_Request_
Give every line below again, exactly.

____

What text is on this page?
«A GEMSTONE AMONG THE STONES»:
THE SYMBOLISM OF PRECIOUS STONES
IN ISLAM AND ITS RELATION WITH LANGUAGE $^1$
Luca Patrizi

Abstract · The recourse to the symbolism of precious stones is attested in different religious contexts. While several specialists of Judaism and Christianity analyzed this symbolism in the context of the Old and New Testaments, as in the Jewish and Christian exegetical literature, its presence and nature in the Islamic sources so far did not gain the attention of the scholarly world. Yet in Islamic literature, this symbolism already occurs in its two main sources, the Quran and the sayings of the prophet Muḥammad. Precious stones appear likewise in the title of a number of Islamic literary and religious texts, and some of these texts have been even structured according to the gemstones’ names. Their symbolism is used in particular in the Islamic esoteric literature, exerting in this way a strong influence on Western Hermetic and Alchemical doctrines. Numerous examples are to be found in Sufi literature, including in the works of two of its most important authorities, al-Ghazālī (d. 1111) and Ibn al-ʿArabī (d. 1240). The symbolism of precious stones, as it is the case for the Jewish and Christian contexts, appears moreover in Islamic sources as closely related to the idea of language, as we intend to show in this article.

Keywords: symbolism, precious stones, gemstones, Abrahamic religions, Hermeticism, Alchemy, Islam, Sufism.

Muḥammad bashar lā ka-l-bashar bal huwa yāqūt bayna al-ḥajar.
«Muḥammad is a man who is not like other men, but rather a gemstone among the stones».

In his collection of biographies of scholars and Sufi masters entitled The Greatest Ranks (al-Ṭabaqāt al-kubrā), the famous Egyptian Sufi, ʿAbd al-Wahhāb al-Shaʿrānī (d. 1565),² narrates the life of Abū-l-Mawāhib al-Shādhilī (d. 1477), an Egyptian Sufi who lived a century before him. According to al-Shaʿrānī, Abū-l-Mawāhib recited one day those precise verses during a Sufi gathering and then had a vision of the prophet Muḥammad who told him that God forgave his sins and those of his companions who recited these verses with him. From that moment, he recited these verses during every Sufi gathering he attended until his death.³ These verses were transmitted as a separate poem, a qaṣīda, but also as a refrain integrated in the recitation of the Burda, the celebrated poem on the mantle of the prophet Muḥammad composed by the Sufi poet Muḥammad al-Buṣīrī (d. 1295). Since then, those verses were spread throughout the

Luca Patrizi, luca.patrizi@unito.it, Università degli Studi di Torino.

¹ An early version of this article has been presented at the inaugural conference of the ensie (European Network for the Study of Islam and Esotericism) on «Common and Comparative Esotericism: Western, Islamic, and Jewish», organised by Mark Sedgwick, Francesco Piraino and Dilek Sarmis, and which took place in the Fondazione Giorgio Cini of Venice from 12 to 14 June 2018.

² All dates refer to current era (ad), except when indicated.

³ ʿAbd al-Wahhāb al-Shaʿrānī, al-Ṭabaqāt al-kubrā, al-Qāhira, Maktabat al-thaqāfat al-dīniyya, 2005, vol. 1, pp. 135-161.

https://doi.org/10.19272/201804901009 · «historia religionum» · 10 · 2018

____

_Output_
What text is on this page?
«A GEMSTONE AMONG THE STONES»:
THE SYMBOLISM OF PRECIOUS STONES
IN ISLAM AND ITS RELATION WITH LANGUAGE $^1$
Luca Patrizi

Abstract · The recourse to the symbolism of precious stones is attested in different religious contexts. While several specialists of Judaism and Christianity analyzed this symbolism in the context of the Old and New Testaments, as in the Jewish and Christian exegetical literature, its presence and nature in the Islamic sources so far did not gain the attention of the scholarly world. Yet in Islamic literature, this symbolism already occurs in its two main sources, the Quran and the sayings of the prophet Muḥammad. Precious stones appear likewise in the title of a number of Islamic literary and religious texts, and some of these texts have been even structured according to the gemstones’ names. Their symbolism is used in particular in the Islamic esoteric literature, exerting in this way a strong influence on Western Hermetic and Alchemical doctrines. Numerous examples are to be found in Sufi literature, including in the works of two of its most important authorities, al-Ghazālī (d. 1111) and Ibn al-ʿArabī (d. 1240). The symbolism of precious stones, as it is the case for the Jewish and Christian contexts, appears moreover in Islamic sources as closely related to the idea of language, as we intend to show in this article.

Keywords: symbolism, precious stones, gemstones, Abrahamic religions, Hermeticism, Alchemy, Islam, Sufism.

Muḥammad bashar lā ka-l-bashar bal huwa yāqūt bayna al-ḥajar.
«Muḥammad is a man who is not like other men, but rather a gemstone among the stones».

In his collection of biographies of scholars and Sufi masters entitled The Greatest Ranks (al-Ṭabaqāt al-kubrā), the famous Egyptian Sufi, ʿAbd al-Wahhāb al-Shaʿrānī (d. 1565),² narrates the life of Abū-l-Mawāhib al-Shādhilī (d. 1477), an Egyptian Sufi who lived a century before him. According to al-Shaʿrānī, Abū-l-Mawāhib recited one day those precise verses during a Sufi gathering and then had a vision of the prophet Muḥammad who told him that God forgave his sins and those of his companions who recited these verses with him. From that moment, he recited these verses during every Sufi gathering he attended until his death.³ These verses were transmitted as a separate poem, a qaṣīda, but also as a refrain integrated in the recitation of the Burda, the celebrated poem on the mantle of the prophet Muḥammad composed by the Sufi poet Muḥammad al-Buṣīrī (d. 1295). Since then, those verses were spread throughout the

Luca Patrizi, luca.patrizi@unito.it, Università degli Studi di Torino.

¹ An early version of this article has been presented at the inaugural conference of the ensie (European Network for the Study of Islam and Esotericism) on «Common and Comparative Esotericism: Western, Islamic, and Jewish», organised by Mark Sedgwick, Francesco Piraino and Dilek Sarmis, and which took place in the Fondazione Giorgio Cini of Venice from 12 to 14 June 2018.

² All dates refer to current era (ad), except when indicated.

³ ʿAbd al-Wahhāb al-Shaʿrānī, al-Ṭabaqāt al-kubrā, al-Qāhira, Maktabat al-thaqāfat al-dīniyya, 2005, vol. 1, pp. 135-161.

https://doi.org/10.19272/201804901009 · «historia religionum» · 10 · 2018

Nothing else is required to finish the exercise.